◆ TEXTE DE LA PAGE
_ _ _
Le reste de sa carrière est un peu moins couronné de succès. Qu’importe, Kilgore n’a déjà plus rien n’à prouver. Avec 39 éditions, la Nike Air Pegasus peut se vanter d’avoir une longévité extraordinaire. La première de la série, la Air Wedge Trainer (1983), porte sa signature (et celle de Mark Parker aussi).  Visionnaire, il crée la Nike Air Sock Racer (1985), une sneaker minimaliste et légère. L’impact du modèle à base de stretch faisant penser à une chaussette est énorme. La running est ni plus ni moins l’ancêtre des Nike Air Presto, Nike Free et Sock Dart. Et même davantage de sneakers en prenant en compte son concept. Idem pour la Air Flow (1989), une paire dont la toe box évoque un bec de canard. Sans elle, Tinker Hatfield aurait-il pu inventer la Huarache ?
Même les plus grands essuient des échecs. On en dénombre 2 bien que Kilgore ait des circonstances atténuantes. Le premier est la Nike Air Pressure (1989). La basket a le malheur d’arriver en même temps que la Reebok Pump Bringback. Peu de modèles auraient pu lui tenir la dragée haute. La Nike Shox lui laisse un goût amer. Dès 1984, il travaille sur un projet ambitieux qui aboutit à la conception d’un système d’amorti reposant sur des ressorts. La marque au Swoosh préfère se focaliser sur la technologie Nike Air et ne la sort que 16 ans plus tard. Kilgore évoque le sujet avec amertume. Voilà comment tuer un projet dans l’oeuf ! Pour lui, Nike ne se donne pas les moyens d’exploiter le potentiel du modèle qui émet un « boing » quand on marche.
_ _ _
◆ ENTRÉES FOURNIES
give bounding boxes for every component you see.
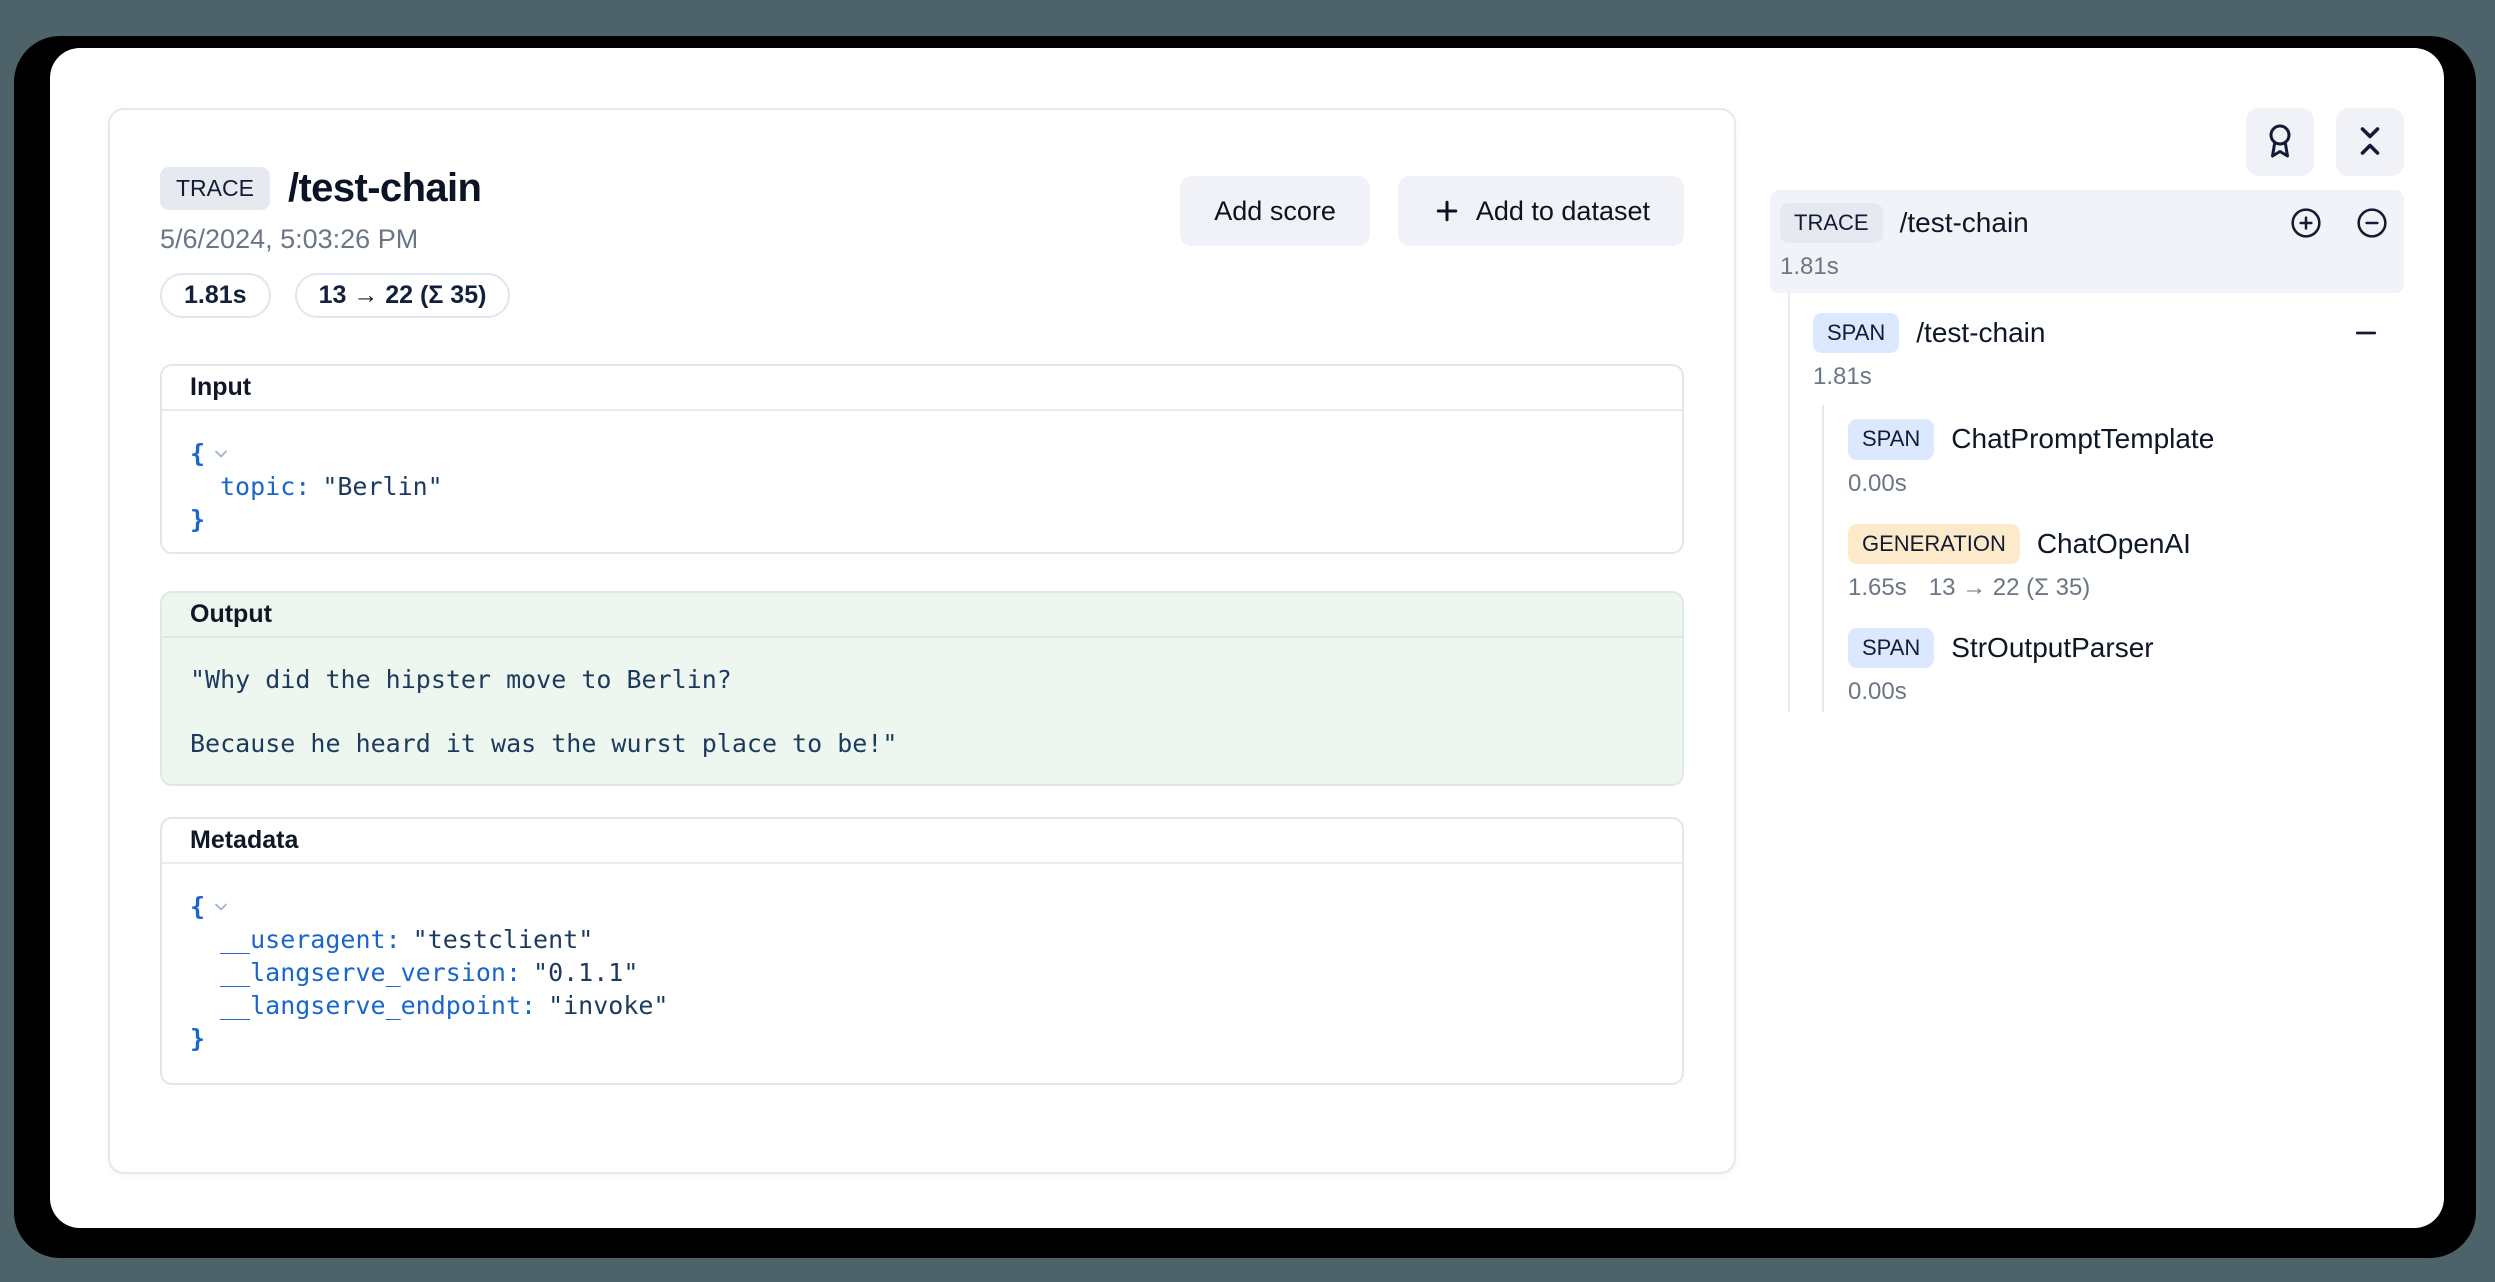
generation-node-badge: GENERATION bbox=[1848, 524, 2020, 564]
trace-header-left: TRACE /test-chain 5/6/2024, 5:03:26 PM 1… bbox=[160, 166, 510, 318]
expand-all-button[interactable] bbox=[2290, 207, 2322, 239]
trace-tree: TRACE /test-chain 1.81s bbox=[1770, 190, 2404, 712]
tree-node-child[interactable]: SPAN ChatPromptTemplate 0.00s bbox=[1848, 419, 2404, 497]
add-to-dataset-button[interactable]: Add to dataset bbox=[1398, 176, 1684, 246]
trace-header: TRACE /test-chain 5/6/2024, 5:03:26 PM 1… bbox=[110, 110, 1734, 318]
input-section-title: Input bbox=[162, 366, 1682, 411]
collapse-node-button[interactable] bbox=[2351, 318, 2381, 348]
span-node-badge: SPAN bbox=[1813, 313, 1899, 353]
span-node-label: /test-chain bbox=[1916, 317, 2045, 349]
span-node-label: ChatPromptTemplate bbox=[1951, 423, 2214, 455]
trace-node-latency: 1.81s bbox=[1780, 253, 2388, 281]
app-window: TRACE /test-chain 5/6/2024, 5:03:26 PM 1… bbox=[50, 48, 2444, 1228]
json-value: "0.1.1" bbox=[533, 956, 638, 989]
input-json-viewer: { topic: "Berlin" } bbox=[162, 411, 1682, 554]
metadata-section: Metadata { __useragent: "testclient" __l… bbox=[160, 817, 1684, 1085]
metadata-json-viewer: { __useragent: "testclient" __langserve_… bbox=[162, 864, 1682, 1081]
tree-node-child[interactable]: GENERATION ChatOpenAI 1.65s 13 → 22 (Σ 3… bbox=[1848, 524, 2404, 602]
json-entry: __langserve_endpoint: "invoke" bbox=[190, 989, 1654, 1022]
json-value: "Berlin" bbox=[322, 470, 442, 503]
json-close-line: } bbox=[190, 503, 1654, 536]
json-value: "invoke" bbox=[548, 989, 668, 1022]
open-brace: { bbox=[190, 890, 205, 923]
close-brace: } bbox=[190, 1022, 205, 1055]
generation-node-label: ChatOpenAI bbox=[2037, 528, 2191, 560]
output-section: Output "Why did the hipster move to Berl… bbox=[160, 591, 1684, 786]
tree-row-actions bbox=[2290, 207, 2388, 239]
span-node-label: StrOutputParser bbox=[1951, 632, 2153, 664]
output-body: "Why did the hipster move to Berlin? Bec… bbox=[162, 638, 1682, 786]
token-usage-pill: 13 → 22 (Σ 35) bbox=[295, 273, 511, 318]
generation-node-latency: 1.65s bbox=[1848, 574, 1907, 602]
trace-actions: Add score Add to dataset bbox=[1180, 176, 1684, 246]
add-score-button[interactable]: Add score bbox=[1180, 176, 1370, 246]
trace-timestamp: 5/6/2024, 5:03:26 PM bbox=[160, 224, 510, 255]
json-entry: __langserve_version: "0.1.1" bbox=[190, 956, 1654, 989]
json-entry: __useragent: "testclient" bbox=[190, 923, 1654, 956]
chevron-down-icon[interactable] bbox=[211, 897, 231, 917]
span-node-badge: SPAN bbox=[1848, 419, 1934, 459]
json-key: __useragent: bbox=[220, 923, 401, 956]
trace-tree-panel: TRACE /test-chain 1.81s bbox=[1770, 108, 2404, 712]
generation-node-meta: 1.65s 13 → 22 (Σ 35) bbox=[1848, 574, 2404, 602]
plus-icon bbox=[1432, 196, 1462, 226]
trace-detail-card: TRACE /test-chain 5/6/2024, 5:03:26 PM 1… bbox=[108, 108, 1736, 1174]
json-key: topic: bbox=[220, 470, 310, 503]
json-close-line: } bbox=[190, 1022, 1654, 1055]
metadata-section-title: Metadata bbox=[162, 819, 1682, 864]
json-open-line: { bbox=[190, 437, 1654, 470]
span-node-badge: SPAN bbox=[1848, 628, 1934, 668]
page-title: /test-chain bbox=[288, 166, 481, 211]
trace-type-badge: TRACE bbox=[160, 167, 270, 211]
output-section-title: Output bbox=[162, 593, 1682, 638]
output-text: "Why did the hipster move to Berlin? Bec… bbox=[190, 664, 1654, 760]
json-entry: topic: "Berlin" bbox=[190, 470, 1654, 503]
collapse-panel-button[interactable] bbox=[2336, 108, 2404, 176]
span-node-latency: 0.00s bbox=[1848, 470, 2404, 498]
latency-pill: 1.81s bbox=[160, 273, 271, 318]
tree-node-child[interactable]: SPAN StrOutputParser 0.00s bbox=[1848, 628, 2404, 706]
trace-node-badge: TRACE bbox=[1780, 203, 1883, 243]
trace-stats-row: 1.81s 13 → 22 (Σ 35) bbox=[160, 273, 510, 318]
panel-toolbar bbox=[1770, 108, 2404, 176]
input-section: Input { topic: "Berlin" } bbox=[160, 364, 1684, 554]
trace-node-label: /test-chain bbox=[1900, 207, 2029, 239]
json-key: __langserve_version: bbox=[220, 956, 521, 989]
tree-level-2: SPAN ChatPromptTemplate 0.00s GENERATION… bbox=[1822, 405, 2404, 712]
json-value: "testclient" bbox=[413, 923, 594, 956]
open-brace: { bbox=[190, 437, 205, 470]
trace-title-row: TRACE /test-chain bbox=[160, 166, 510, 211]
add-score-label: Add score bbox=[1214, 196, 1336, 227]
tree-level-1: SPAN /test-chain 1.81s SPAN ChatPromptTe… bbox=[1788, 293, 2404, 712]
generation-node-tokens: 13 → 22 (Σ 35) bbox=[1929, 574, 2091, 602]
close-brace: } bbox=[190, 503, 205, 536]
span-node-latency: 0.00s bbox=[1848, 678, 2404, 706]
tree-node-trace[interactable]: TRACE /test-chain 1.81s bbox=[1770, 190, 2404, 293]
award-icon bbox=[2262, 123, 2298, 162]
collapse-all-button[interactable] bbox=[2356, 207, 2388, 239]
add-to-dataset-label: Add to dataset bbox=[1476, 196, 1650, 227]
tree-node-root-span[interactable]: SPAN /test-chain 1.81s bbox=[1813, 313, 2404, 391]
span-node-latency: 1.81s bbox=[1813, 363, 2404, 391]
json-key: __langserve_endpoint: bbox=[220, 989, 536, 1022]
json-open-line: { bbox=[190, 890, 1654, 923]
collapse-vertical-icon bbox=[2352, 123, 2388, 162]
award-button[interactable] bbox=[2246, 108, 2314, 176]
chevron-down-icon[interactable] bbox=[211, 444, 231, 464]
_ _ _
◆ À FAIRE
**A)** D'après le texte sur Kilgore, pourquoi la Nike Shox n'est-elle sortie que 16 ans après le début du projet ? Répondez en une à trois phrases.
**B)** Renvoyez chaque ligne des enregistrements qui contient le mot "tree".
Le texte et les enregistrements n'ont aucun lien entre eux.

◆ RÉPONSES
**A)** Nike a préféré se concentrer sur sa technologie Nike Air. Le système d'amorti à ressorts, sur lequel Kilgore travaillait depuis 1984, n'a donc été commercialisé que 16 ans plus tard.

**B)**
trace-tree: TRACE /test-chain 1.81s bbox=[1770, 190, 2404, 712]
tree-node-child[interactable]: SPAN ChatPromptTemplate 0.00s bbox=[1848, 419, 2404, 497]
tree-node-child[interactable]: GENERATION ChatOpenAI 1.65s 13 → 22 (Σ 3… bbox=[1848, 524, 2404, 602]
tree-row-actions bbox=[2290, 207, 2388, 239]
trace-tree-panel: TRACE /test-chain 1.81s bbox=[1770, 108, 2404, 712]
tree-node-child[interactable]: SPAN StrOutputParser 0.00s bbox=[1848, 628, 2404, 706]
tree-level-2: SPAN ChatPromptTemplate 0.00s GENERATION… bbox=[1822, 405, 2404, 712]
tree-level-1: SPAN /test-chain 1.81s SPAN ChatPromptTe… bbox=[1788, 293, 2404, 712]
tree-node-trace[interactable]: TRACE /test-chain 1.81s bbox=[1770, 190, 2404, 293]
tree-node-root-span[interactable]: SPAN /test-chain 1.81s bbox=[1813, 313, 2404, 391]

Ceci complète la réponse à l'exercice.